> [Entries taken from a collection]
***

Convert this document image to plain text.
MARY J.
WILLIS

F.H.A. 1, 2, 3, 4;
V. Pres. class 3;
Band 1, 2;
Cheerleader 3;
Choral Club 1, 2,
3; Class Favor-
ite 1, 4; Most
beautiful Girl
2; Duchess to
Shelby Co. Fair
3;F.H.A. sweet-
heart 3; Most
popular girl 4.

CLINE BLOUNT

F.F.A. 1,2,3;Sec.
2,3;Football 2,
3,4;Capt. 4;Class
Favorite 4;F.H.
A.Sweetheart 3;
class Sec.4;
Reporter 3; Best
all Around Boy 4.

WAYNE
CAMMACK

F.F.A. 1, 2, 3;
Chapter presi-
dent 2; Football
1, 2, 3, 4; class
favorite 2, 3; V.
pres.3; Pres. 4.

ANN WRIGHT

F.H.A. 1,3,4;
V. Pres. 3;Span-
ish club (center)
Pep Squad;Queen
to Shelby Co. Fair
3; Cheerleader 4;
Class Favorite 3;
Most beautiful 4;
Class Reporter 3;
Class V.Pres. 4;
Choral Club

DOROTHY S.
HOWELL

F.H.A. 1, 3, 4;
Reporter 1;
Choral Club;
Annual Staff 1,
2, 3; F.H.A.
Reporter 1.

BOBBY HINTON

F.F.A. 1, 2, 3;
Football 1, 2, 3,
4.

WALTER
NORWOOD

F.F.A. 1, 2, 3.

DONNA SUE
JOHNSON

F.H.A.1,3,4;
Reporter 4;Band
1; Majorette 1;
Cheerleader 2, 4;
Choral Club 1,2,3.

***

> [TASK BRIEF]
Copy all the records above precisely.

> [OUTPUT BELOW]
Convert this document image to plain text.
MARY J.
WILLIS

F.H.A. 1, 2, 3, 4;
V. Pres. class 3;
Band 1, 2;
Cheerleader 3;
Choral Club 1, 2,
3; Class Favor-
ite 1, 4; Most
beautiful Girl
2; Duchess to
Shelby Co. Fair
3;F.H.A. sweet-
heart 3; Most
popular girl 4.

CLINE BLOUNT

F.F.A. 1,2,3;Sec.
2,3;Football 2,
3,4;Capt. 4;Class
Favorite 4;F.H.
A.Sweetheart 3;
class Sec.4;
Reporter 3; Best
all Around Boy 4.

WAYNE
CAMMACK

F.F.A. 1, 2, 3;
Chapter presi-
dent 2; Football
1, 2, 3, 4; class
favorite 2, 3; V.
pres.3; Pres. 4.

ANN WRIGHT

F.H.A. 1,3,4;
V. Pres. 3;Span-
ish club (center)
Pep Squad;Queen
to Shelby Co. Fair
3; Cheerleader 4;
Class Favorite 3;
Most beautiful 4;
Class Reporter 3;
Class V.Pres. 4;
Choral Club

DOROTHY S.
HOWELL

F.H.A. 1, 3, 4;
Reporter 1;
Choral Club;
Annual Staff 1,
2, 3; F.H.A.
Reporter 1.

BOBBY HINTON

F.F.A. 1, 2, 3;
Football 1, 2, 3,
4.

WALTER
NORWOOD

F.F.A. 1, 2, 3.

DONNA SUE
JOHNSON

F.H.A.1,3,4;
Reporter 4;Band
1; Majorette 1;
Cheerleader 2, 4;
Choral Club 1,2,3.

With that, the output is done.